__Chart and figure data__.
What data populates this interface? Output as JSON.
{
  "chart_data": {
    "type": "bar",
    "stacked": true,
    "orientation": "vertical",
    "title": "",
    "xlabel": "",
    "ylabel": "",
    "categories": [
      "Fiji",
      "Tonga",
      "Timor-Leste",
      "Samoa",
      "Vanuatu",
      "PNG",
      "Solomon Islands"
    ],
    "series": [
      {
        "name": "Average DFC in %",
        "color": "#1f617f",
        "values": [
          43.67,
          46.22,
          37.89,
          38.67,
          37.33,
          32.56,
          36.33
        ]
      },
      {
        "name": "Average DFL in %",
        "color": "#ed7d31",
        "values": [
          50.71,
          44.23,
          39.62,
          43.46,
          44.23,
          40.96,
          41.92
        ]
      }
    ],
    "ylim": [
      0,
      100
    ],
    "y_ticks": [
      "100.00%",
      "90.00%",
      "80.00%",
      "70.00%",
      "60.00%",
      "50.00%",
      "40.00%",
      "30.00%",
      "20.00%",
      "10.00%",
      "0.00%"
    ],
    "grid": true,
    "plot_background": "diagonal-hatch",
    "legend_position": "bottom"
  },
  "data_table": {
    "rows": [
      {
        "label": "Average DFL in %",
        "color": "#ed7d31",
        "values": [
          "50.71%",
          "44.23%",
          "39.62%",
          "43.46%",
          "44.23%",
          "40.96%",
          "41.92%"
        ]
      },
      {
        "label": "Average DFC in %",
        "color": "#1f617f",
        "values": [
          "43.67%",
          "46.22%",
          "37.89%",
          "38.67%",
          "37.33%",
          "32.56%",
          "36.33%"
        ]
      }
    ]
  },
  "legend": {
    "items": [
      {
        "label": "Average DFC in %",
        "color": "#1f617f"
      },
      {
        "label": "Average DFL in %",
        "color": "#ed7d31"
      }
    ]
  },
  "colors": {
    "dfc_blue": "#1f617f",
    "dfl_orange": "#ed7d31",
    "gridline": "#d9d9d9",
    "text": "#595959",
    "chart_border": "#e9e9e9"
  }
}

__PROBLEM REQUIREMENTS__. Search the listing for the string "name". Copy each line where it turns up.

__SOLUTION TO THIS EXERCISE__.
        "name": "Average DFC in %",
        "name": "Average DFL in %",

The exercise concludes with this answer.